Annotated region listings
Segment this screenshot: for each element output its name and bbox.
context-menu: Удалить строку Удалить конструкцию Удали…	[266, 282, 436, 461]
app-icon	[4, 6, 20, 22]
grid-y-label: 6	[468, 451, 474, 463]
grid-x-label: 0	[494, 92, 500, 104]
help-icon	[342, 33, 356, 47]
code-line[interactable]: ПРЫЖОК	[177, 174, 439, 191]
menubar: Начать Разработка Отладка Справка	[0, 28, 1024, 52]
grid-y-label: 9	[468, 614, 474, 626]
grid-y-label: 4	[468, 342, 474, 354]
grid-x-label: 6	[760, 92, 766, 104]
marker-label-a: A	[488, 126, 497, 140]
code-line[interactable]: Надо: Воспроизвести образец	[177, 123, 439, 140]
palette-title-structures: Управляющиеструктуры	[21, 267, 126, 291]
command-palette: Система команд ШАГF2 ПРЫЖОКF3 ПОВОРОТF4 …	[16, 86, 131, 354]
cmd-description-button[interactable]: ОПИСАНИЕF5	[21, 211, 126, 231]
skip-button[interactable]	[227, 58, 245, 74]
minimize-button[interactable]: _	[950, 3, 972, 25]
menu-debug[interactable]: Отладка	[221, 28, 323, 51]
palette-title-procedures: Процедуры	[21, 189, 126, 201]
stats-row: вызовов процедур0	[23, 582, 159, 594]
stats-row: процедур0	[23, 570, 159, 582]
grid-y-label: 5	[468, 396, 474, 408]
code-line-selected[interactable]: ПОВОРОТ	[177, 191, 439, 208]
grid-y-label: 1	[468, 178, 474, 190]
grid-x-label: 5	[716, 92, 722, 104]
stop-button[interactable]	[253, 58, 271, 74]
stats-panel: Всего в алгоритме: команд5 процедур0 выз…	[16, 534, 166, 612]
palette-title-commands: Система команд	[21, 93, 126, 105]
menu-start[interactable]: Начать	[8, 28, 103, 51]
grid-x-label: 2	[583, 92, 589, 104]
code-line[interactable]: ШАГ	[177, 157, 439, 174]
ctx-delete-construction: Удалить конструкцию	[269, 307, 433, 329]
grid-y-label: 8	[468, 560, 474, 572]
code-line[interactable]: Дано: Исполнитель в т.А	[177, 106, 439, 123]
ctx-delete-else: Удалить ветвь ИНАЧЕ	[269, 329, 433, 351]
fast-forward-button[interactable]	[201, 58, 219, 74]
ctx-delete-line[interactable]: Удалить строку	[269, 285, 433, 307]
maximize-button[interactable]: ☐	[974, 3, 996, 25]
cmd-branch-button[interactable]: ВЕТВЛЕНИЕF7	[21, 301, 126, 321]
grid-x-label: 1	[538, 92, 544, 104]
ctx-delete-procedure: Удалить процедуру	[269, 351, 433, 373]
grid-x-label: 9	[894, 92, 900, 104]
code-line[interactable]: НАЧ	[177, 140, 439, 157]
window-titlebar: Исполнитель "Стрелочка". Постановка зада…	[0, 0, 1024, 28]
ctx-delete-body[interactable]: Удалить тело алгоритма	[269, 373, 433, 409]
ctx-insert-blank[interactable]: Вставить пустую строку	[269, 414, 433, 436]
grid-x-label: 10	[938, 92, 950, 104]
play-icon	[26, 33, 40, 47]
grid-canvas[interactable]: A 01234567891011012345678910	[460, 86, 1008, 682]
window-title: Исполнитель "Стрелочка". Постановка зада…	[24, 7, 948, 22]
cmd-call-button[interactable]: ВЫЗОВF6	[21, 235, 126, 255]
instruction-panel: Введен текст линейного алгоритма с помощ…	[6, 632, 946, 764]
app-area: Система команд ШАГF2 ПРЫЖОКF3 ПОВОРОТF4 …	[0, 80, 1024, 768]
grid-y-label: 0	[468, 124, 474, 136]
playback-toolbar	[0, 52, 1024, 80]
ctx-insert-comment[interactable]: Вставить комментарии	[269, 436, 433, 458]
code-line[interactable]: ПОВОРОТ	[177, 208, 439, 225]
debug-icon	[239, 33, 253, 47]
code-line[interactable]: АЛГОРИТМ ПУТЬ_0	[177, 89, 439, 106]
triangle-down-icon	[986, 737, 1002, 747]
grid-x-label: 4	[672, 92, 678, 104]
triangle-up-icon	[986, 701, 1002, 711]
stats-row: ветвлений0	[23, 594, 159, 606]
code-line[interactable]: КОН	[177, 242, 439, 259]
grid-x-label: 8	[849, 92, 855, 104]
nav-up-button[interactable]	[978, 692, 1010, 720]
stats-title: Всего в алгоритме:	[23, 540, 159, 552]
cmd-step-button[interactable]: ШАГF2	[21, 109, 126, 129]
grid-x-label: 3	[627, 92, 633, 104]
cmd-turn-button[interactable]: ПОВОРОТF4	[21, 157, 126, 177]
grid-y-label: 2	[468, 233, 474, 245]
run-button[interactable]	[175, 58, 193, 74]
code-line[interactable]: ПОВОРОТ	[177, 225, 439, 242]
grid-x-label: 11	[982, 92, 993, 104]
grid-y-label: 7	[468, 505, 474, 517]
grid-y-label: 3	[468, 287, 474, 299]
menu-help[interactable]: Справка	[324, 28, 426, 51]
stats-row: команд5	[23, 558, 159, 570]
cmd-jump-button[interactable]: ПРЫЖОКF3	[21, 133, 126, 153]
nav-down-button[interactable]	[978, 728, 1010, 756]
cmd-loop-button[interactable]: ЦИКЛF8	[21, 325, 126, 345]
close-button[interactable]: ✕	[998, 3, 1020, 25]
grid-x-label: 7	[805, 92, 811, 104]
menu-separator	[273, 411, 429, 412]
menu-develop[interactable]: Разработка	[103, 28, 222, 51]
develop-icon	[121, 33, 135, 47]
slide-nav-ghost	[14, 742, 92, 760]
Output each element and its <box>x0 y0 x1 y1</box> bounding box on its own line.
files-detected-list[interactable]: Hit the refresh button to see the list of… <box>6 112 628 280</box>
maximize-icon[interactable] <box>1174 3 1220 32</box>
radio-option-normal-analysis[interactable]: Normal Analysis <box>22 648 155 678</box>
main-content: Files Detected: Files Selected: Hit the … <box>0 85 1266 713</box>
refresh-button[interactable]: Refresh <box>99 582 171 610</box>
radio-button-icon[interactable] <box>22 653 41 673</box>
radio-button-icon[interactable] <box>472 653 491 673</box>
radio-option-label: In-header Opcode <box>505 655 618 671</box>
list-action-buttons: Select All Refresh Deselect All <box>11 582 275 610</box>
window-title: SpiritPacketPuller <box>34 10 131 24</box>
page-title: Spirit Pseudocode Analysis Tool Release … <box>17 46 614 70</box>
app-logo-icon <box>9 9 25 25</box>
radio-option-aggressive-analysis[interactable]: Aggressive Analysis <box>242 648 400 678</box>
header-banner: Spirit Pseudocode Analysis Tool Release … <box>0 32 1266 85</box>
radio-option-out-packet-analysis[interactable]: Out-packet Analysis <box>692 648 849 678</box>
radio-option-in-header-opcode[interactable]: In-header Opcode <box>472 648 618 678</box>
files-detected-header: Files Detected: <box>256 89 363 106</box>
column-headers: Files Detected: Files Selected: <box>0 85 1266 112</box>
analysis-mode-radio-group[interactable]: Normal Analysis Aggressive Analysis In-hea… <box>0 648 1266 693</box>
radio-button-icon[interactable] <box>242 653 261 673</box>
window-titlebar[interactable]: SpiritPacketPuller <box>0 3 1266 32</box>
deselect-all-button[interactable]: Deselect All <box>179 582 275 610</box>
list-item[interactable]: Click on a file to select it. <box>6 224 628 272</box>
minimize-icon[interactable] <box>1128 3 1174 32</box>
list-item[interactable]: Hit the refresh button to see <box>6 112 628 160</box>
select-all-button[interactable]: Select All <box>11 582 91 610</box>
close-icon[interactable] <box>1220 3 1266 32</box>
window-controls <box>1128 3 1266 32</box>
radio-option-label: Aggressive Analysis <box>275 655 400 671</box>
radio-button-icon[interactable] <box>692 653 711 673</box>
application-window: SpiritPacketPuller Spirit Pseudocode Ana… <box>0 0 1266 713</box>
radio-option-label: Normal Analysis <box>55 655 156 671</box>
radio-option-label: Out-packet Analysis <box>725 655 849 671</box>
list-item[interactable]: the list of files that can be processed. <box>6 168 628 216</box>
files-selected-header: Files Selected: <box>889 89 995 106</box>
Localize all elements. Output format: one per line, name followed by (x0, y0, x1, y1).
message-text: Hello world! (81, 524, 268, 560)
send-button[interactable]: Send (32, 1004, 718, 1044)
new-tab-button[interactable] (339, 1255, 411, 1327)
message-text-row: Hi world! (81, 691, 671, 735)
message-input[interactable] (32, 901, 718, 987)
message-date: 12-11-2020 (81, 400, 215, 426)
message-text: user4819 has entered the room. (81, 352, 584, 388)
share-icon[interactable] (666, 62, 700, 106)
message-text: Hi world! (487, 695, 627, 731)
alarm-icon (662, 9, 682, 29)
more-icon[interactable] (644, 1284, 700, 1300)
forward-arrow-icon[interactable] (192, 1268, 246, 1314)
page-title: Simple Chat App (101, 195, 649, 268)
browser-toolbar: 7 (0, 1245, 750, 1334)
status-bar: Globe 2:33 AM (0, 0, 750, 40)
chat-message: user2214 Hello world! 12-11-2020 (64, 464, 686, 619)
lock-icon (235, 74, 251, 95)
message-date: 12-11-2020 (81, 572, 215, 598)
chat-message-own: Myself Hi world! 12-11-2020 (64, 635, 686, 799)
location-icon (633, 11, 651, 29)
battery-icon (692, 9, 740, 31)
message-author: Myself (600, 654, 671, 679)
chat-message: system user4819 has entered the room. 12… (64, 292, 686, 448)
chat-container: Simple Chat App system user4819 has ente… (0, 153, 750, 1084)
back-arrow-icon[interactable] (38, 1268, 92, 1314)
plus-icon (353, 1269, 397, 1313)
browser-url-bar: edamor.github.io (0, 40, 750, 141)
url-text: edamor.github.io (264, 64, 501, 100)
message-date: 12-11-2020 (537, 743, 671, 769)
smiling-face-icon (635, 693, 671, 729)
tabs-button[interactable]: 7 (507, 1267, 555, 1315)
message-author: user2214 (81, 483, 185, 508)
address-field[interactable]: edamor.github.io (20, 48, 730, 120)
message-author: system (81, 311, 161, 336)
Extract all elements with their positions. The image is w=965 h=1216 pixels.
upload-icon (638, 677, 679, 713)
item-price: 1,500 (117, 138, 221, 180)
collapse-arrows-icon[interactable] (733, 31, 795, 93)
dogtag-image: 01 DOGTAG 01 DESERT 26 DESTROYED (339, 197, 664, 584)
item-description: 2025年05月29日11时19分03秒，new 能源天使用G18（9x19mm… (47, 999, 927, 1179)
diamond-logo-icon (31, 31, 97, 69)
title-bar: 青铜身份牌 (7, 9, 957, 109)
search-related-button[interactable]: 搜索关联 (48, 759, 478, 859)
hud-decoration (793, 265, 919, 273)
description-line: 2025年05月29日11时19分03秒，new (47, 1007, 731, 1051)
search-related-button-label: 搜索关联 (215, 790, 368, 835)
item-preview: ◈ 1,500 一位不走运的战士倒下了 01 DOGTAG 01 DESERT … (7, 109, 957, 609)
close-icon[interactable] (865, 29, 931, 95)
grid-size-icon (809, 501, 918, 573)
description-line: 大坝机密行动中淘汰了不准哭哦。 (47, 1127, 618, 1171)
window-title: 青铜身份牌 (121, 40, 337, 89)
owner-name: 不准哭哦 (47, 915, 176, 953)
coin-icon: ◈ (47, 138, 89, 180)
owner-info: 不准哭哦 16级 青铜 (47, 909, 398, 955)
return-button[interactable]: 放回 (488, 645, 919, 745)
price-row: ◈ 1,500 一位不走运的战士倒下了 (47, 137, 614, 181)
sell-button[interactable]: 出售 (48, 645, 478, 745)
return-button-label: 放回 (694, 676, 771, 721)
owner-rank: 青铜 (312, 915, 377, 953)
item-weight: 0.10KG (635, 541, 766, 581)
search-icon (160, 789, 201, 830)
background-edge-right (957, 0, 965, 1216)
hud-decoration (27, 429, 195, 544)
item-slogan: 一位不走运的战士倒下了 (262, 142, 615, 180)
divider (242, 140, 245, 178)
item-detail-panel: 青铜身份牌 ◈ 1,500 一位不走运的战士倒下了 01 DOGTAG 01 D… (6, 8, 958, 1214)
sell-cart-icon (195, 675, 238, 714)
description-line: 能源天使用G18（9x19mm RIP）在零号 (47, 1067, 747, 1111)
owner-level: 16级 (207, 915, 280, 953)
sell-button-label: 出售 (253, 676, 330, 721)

=== Directions ===
Rewrite the items from the first line through the line that contains "267, 126, 291]", changing "grid-x-label" to "x-axis-label" and leaving everything else the same.

=== The result ===
Segment this screenshot: for each element output its name and bbox.
context-menu: Удалить строку Удалить конструкцию Удали…	[266, 282, 436, 461]
app-icon	[4, 6, 20, 22]
grid-y-label: 6	[468, 451, 474, 463]
x-axis-label: 0	[494, 92, 500, 104]
help-icon	[342, 33, 356, 47]
code-line[interactable]: ПРЫЖОК	[177, 174, 439, 191]
menubar: Начать Разработка Отладка Справка	[0, 28, 1024, 52]
grid-y-label: 9	[468, 614, 474, 626]
grid-y-label: 4	[468, 342, 474, 354]
x-axis-label: 6	[760, 92, 766, 104]
marker-label-a: A	[488, 126, 497, 140]
code-line[interactable]: Надо: Воспроизвести образец	[177, 123, 439, 140]
palette-title-structures: Управляющиеструктуры	[21, 267, 126, 291]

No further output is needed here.